* **Task directions**:
For the copy, please give all of the data again exactly and leave the pictures out.

## BEGIN Extracted data

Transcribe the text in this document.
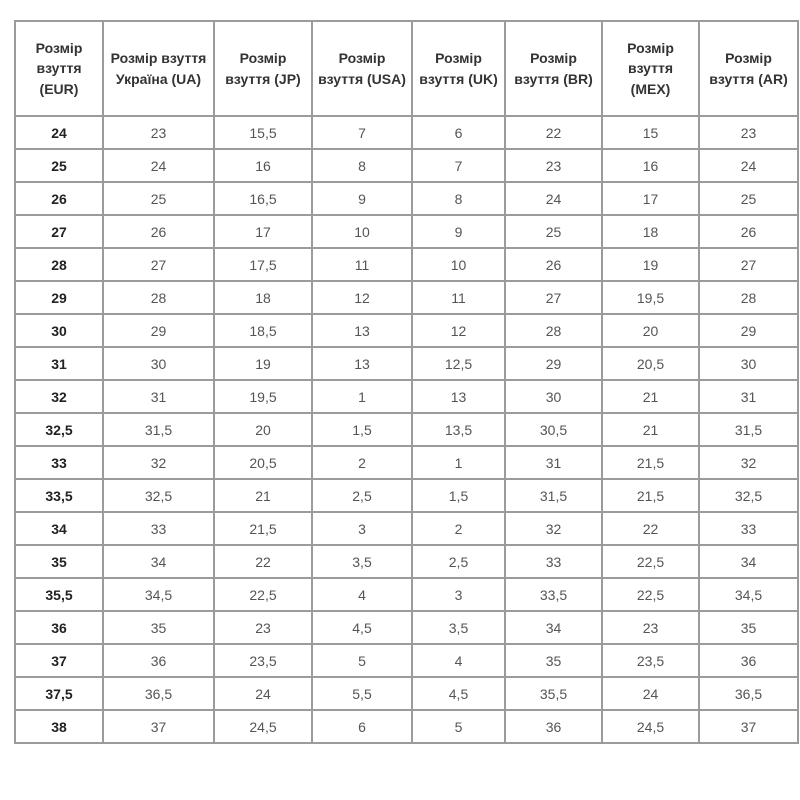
Розмір взуття (EUR)	Розмір взуття Україна (UA)	Розмір взуття (JP)	Розмір взуття (USA)	Розмір взуття (UK)	Розмір взуття (BR)	Розмір взуття (MEX)	Розмір взуття (AR)
24	23	15,5	7	6	22	15	23
25	24	16	8	7	23	16	24
26	25	16,5	9	8	24	17	25
27	26	17	10	9	25	18	26
28	27	17,5	11	10	26	19	27
29	28	18	12	11	27	19,5	28
30	29	18,5	13	12	28	20	29
31	30	19	13	12,5	29	20,5	30
32	31	19,5	1	13	30	21	31
32,5	31,5	20	1,5	13,5	30,5	21	31,5
33	32	20,5	2	1	31	21,5	32
33,5	32,5	21	2,5	1,5	31,5	21,5	32,5
34	33	21,5	3	2	32	22	33
35	34	22	3,5	2,5	33	22,5	34
35,5	34,5	22,5	4	3	33,5	22,5	34,5
36	35	23	4,5	3,5	34	23	35
37	36	23,5	5	4	35	23,5	36
37,5	36,5	24	5,5	4,5	35,5	24	36,5
38	37	24,5	6	5	36	24,5	37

## END Extracted data

* **Answer**:
Transcribe the text in this document.
Розмір взуття (EUR)	Розмір взуття Україна (UA)	Розмір взуття (JP)	Розмір взуття (USA)	Розмір взуття (UK)	Розмір взуття (BR)	Розмір взуття (MEX)	Розмір взуття (AR)
24	23	15,5	7	6	22	15	23
25	24	16	8	7	23	16	24
26	25	16,5	9	8	24	17	25
27	26	17	10	9	25	18	26
28	27	17,5	11	10	26	19	27
29	28	18	12	11	27	19,5	28
30	29	18,5	13	12	28	20	29
31	30	19	13	12,5	29	20,5	30
32	31	19,5	1	13	30	21	31
32,5	31,5	20	1,5	13,5	30,5	21	31,5
33	32	20,5	2	1	31	21,5	32
33,5	32,5	21	2,5	1,5	31,5	21,5	32,5
34	33	21,5	3	2	32	22	33
35	34	22	3,5	2,5	33	22,5	34
35,5	34,5	22,5	4	3	33,5	22,5	34,5
36	35	23	4,5	3,5	34	23	35
37	36	23,5	5	4	35	23,5	36
37,5	36,5	24	5,5	4,5	35,5	24	36,5
38	37	24,5	6	5	36	24,5	37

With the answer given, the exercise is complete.